• THE TASK: Reproduce the entries below, replacing each "fold-toggle-icon" with "collapse-icon" and changing nothing else. Leave out the pictures.

• STORED RECORDS:
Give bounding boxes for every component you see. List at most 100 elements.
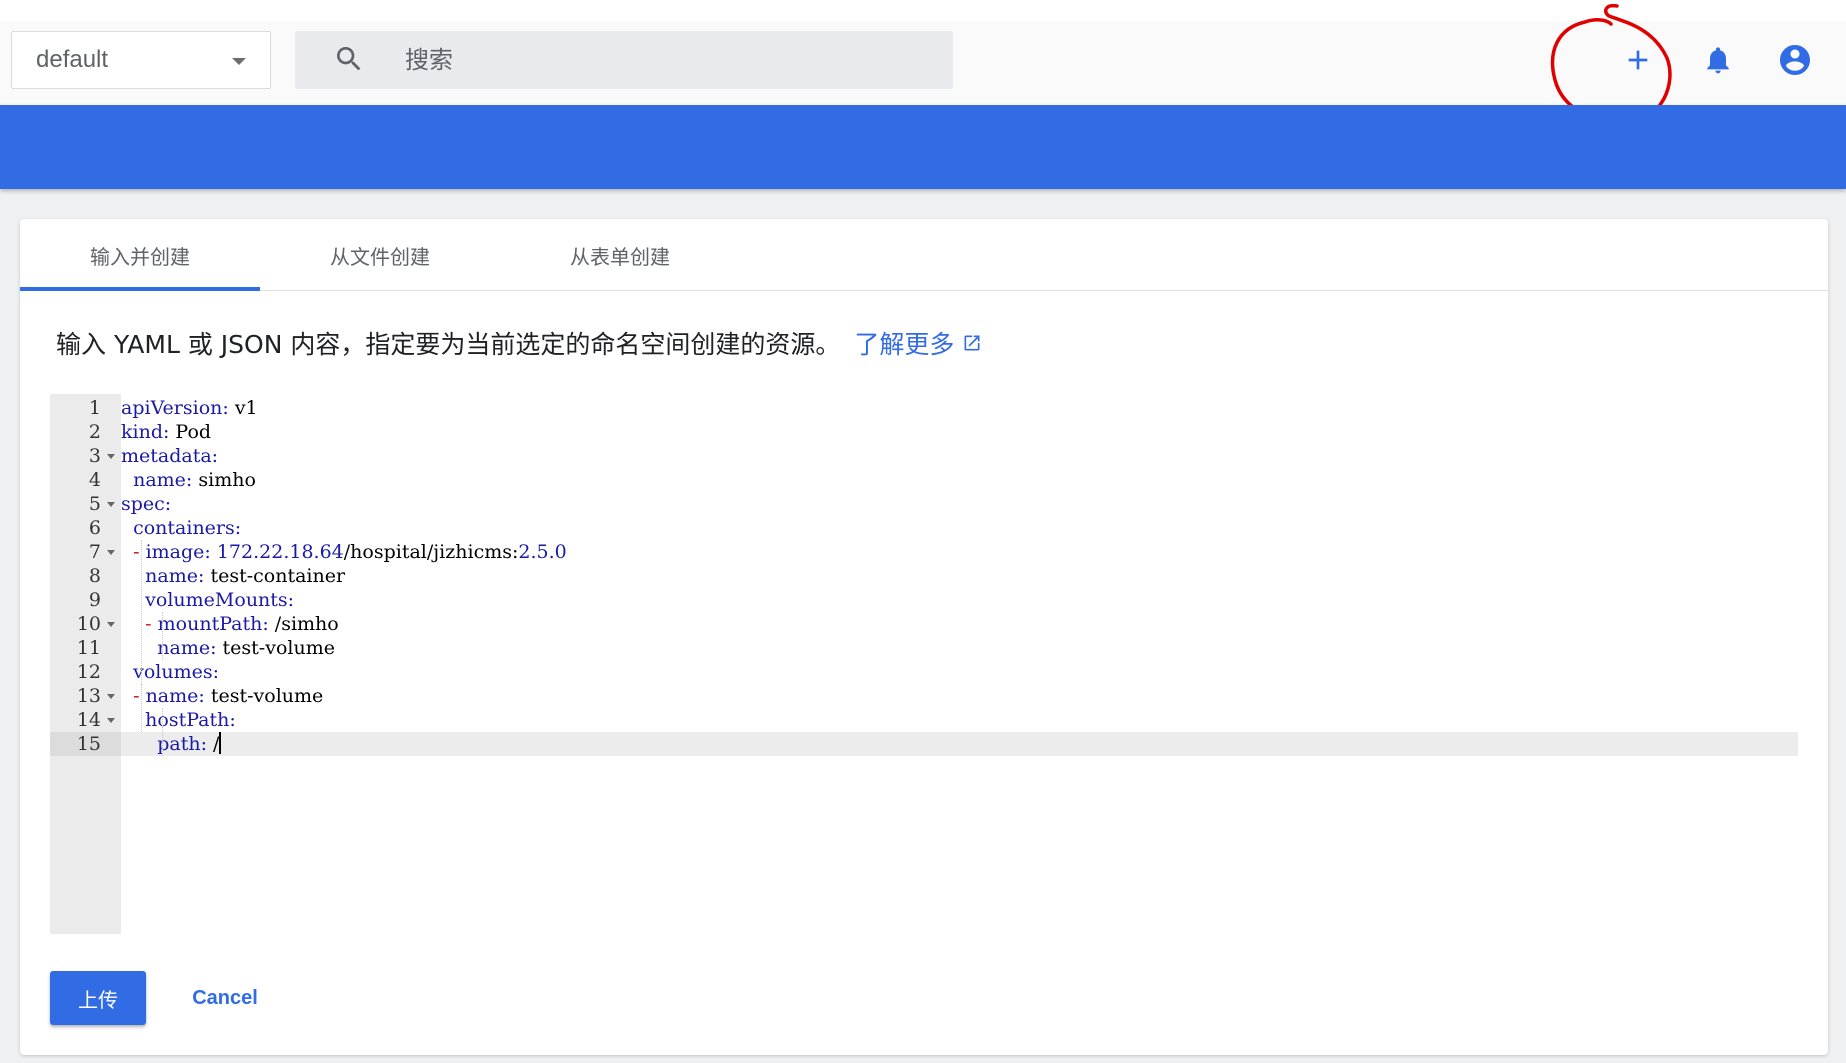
yaml-editor[interactable]: 1 2 3 4 5 6 7 8 9 10 11 12 13 14 15 apiVersion: v1 kind… xyxy=(50,394,1798,934)
code-line: spec: xyxy=(121,492,1798,516)
title-band xyxy=(0,105,1846,189)
search-box[interactable] xyxy=(295,31,953,89)
code-token: volumes: xyxy=(133,661,219,683)
code-line: apiVersion: v1 xyxy=(121,396,1798,420)
code-line: metadata: xyxy=(121,444,1798,468)
namespace-value: default xyxy=(36,46,109,73)
learn-more-link[interactable]: 了解更多 xyxy=(854,325,982,361)
line-number: 6 xyxy=(88,517,101,539)
cancel-button[interactable]: Cancel xyxy=(170,971,280,1025)
description: 输入 YAML 或 JSON 内容，指定要为当前选定的命名空间创建的资源。 了解… xyxy=(56,323,982,363)
chevron-down-icon xyxy=(232,58,246,65)
line-number: 9 xyxy=(88,589,101,611)
tab-label: 从表单创建 xyxy=(570,244,670,269)
create-resource-card: 输入并创建 从文件创建 从表单创建 输入 YAML 或 JSON 内容，指定要为… xyxy=(20,219,1828,1055)
account-circle-icon xyxy=(1780,45,1810,75)
code-token: hostPath: xyxy=(145,709,236,731)
fold-toggle-icon[interactable] xyxy=(107,502,115,507)
line-number: 14 xyxy=(76,709,101,731)
upload-button[interactable]: 上传 xyxy=(50,971,146,1025)
code-token: containers: xyxy=(133,517,242,539)
account-button[interactable] xyxy=(1771,36,1819,84)
line-number: 15 xyxy=(50,732,121,756)
code-token: v1 xyxy=(228,397,258,419)
code-token: simho xyxy=(192,469,256,491)
fold-toggle-icon[interactable] xyxy=(107,622,115,627)
code-area[interactable]: apiVersion: v1 kind: Pod metadata: name: s… xyxy=(121,394,1798,934)
description-text: 输入 YAML 或 JSON 内容，指定要为当前选定的命名空间创建的资源。 xyxy=(56,330,841,359)
code-token: 172.22.18.64 xyxy=(216,541,344,563)
code-line: path: / xyxy=(121,732,1798,756)
open-in-new-icon xyxy=(964,335,980,351)
code-line: volumeMounts: xyxy=(121,588,1798,612)
code-token: name: xyxy=(133,469,193,491)
fold-toggle-icon[interactable] xyxy=(107,454,115,459)
notifications-button[interactable] xyxy=(1694,36,1742,84)
code-token: name: xyxy=(145,565,205,587)
code-token: apiVersion: xyxy=(121,397,229,419)
line-number: 12 xyxy=(76,661,101,683)
active-tab-indicator xyxy=(20,287,260,291)
code-token: 2.5.0 xyxy=(518,541,567,563)
search-icon xyxy=(337,47,361,71)
indent-guide xyxy=(141,684,142,732)
code-token: kind: xyxy=(121,421,170,443)
code-line: - image: 172.22.18.64/hospital/jizhicms:… xyxy=(121,540,1798,564)
tab-create-from-form[interactable]: 从表单创建 xyxy=(500,219,740,291)
code-token: name: xyxy=(157,637,217,659)
tab-create-from-input[interactable]: 输入并创建 xyxy=(20,219,260,291)
code-line: name: simho xyxy=(121,468,1798,492)
line-number: 11 xyxy=(76,637,101,659)
code-line: hostPath: xyxy=(121,708,1798,732)
line-number: 10 xyxy=(76,613,101,635)
fold-toggle-icon[interactable] xyxy=(107,718,115,723)
code-line: kind: Pod xyxy=(121,420,1798,444)
create-button[interactable] xyxy=(1614,36,1662,84)
line-number: 2 xyxy=(88,421,101,443)
code-line: - name: test-volume xyxy=(121,684,1798,708)
namespace-select[interactable]: default xyxy=(11,31,271,89)
line-number: 4 xyxy=(88,469,101,491)
code-line: name: test-volume xyxy=(121,636,1798,660)
tab-create-from-file[interactable]: 从文件创建 xyxy=(260,219,500,291)
code-token: spec: xyxy=(121,493,172,515)
code-token: / xyxy=(207,733,220,755)
line-number: 7 xyxy=(88,541,101,563)
plus-icon xyxy=(1628,50,1648,70)
line-number: 5 xyxy=(88,493,101,515)
code-line: volumes: xyxy=(121,660,1798,684)
code-token: name: xyxy=(145,685,205,707)
code-token: test-volume xyxy=(216,637,335,659)
line-number: 8 xyxy=(88,565,101,587)
line-number-gutter: 1 2 3 4 5 6 7 8 9 10 11 12 13 14 15 xyxy=(50,394,121,934)
bell-icon xyxy=(1707,47,1729,74)
top-strip xyxy=(0,0,1846,21)
code-token: Pod xyxy=(169,421,212,443)
tab-label: 从文件创建 xyxy=(330,244,430,269)
indent-guide xyxy=(162,612,163,660)
search-input[interactable] xyxy=(405,31,925,89)
code-line: containers: xyxy=(121,516,1798,540)
fold-toggle-icon[interactable] xyxy=(107,550,115,555)
indent-guide xyxy=(162,708,163,756)
code-token: metadata: xyxy=(121,445,219,467)
code-token: image: xyxy=(145,541,211,563)
fold-toggle-icon[interactable] xyxy=(107,694,115,699)
create-tabs: 输入并创建 从文件创建 从表单创建 xyxy=(20,219,1828,291)
learn-more-label: 了解更多 xyxy=(854,330,955,359)
code-token: /hospital/jizhicms: xyxy=(343,541,519,563)
code-token: /simho xyxy=(268,613,339,635)
code-token: test-container xyxy=(204,565,346,587)
code-token: volumeMounts: xyxy=(145,589,295,611)
code-token: mountPath: xyxy=(157,613,269,635)
code-token: test-volume xyxy=(204,685,324,707)
top-toolbar: default xyxy=(0,0,1846,124)
code-line: - mountPath: /simho xyxy=(121,612,1798,636)
text-cursor xyxy=(219,732,222,754)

• COMPLETED TASK:
Give bounding boxes for every component you see. List at most 100 elements.
yaml-editor[interactable]: 1 2 3 4 5 6 7 8 9 10 11 12 13 14 15 apiVersion: v1 kind… xyxy=(50,394,1798,934)
code-line: spec: xyxy=(121,492,1798,516)
title-band xyxy=(0,105,1846,189)
search-box[interactable] xyxy=(295,31,953,89)
code-token: volumes: xyxy=(133,661,219,683)
code-line: apiVersion: v1 xyxy=(121,396,1798,420)
code-line: metadata: xyxy=(121,444,1798,468)
namespace-value: default xyxy=(36,46,109,73)
learn-more-link[interactable]: 了解更多 xyxy=(854,325,982,361)
line-number: 6 xyxy=(88,517,101,539)
cancel-button[interactable]: Cancel xyxy=(170,971,280,1025)
description: 输入 YAML 或 JSON 内容，指定要为当前选定的命名空间创建的资源。 了解… xyxy=(56,323,982,363)
chevron-down-icon xyxy=(232,58,246,65)
line-number: 9 xyxy=(88,589,101,611)
tab-label: 从表单创建 xyxy=(570,244,670,269)
create-resource-card: 输入并创建 从文件创建 从表单创建 输入 YAML 或 JSON 内容，指定要为… xyxy=(20,219,1828,1055)
account-circle-icon xyxy=(1780,45,1810,75)
code-token: hostPath: xyxy=(145,709,236,731)
collapse-icon[interactable] xyxy=(107,502,115,507)
line-number: 14 xyxy=(76,709,101,731)
upload-button[interactable]: 上传 xyxy=(50,971,146,1025)
code-token: containers: xyxy=(133,517,242,539)
account-button[interactable] xyxy=(1771,36,1819,84)
line-number: 15 xyxy=(50,732,121,756)
code-token: v1 xyxy=(228,397,258,419)
code-token: simho xyxy=(192,469,256,491)
collapse-icon[interactable] xyxy=(107,622,115,627)
code-area[interactable]: apiVersion: v1 kind: Pod metadata: name: s… xyxy=(121,394,1798,934)
description-text: 输入 YAML 或 JSON 内容，指定要为当前选定的命名空间创建的资源。 xyxy=(56,330,841,359)
code-token: 172.22.18.64 xyxy=(216,541,344,563)
code-line: path: / xyxy=(121,732,1798,756)
open-in-new-icon xyxy=(964,335,980,351)
code-line: volumeMounts: xyxy=(121,588,1798,612)
code-token: name: xyxy=(133,469,193,491)
collapse-icon[interactable] xyxy=(107,454,115,459)
notifications-button[interactable] xyxy=(1694,36,1742,84)
code-token: name: xyxy=(145,565,205,587)
code-token: apiVersion: xyxy=(121,397,229,419)
line-number: 12 xyxy=(76,661,101,683)
active-tab-indicator xyxy=(20,287,260,291)
code-token: 2.5.0 xyxy=(518,541,567,563)
search-icon xyxy=(337,47,361,71)
indent-guide xyxy=(141,684,142,732)
code-token: kind: xyxy=(121,421,170,443)
code-line: - image: 172.22.18.64/hospital/jizhicms:… xyxy=(121,540,1798,564)
tab-create-from-form[interactable]: 从表单创建 xyxy=(500,219,740,291)
code-token: name: xyxy=(157,637,217,659)
tab-create-from-input[interactable]: 输入并创建 xyxy=(20,219,260,291)
code-line: name: simho xyxy=(121,468,1798,492)
line-number: 11 xyxy=(76,637,101,659)
code-line: hostPath: xyxy=(121,708,1798,732)
line-number: 10 xyxy=(76,613,101,635)
collapse-icon[interactable] xyxy=(107,718,115,723)
code-line: kind: Pod xyxy=(121,420,1798,444)
create-button[interactable] xyxy=(1614,36,1662,84)
line-number: 2 xyxy=(88,421,101,443)
code-line: - name: test-volume xyxy=(121,684,1798,708)
namespace-select[interactable]: default xyxy=(11,31,271,89)
line-number: 4 xyxy=(88,469,101,491)
code-line: name: test-volume xyxy=(121,636,1798,660)
tab-create-from-file[interactable]: 从文件创建 xyxy=(260,219,500,291)
code-token: spec: xyxy=(121,493,172,515)
code-token: / xyxy=(207,733,220,755)
line-number: 7 xyxy=(88,541,101,563)
plus-icon xyxy=(1628,50,1648,70)
line-number: 5 xyxy=(88,493,101,515)
code-line: volumes: xyxy=(121,660,1798,684)
code-token: name: xyxy=(145,685,205,707)
code-token: test-volume xyxy=(216,637,335,659)
line-number: 8 xyxy=(88,565,101,587)
line-number-gutter: 1 2 3 4 5 6 7 8 9 10 11 12 13 14 15 xyxy=(50,394,121,934)
bell-icon xyxy=(1707,47,1729,74)
top-strip xyxy=(0,0,1846,21)
code-token: Pod xyxy=(169,421,212,443)
tab-label: 从文件创建 xyxy=(330,244,430,269)
indent-guide xyxy=(162,612,163,660)
search-input[interactable] xyxy=(405,31,925,89)
code-line: containers: xyxy=(121,516,1798,540)
collapse-icon[interactable] xyxy=(107,550,115,555)
indent-guide xyxy=(162,708,163,756)
code-token: metadata: xyxy=(121,445,219,467)
code-token: image: xyxy=(145,541,211,563)
collapse-icon[interactable] xyxy=(107,694,115,699)
create-tabs: 输入并创建 从文件创建 从表单创建 xyxy=(20,219,1828,291)
learn-more-label: 了解更多 xyxy=(854,330,955,359)
code-token: /hospital/jizhicms: xyxy=(343,541,519,563)
code-token: /simho xyxy=(268,613,339,635)
code-token: test-container xyxy=(204,565,346,587)
code-token: volumeMounts: xyxy=(145,589,295,611)
code-token: mountPath: xyxy=(157,613,269,635)
code-token: test-volume xyxy=(204,685,324,707)
top-toolbar: default xyxy=(0,0,1846,124)
code-line: - mountPath: /simho xyxy=(121,612,1798,636)
text-cursor xyxy=(219,732,222,754)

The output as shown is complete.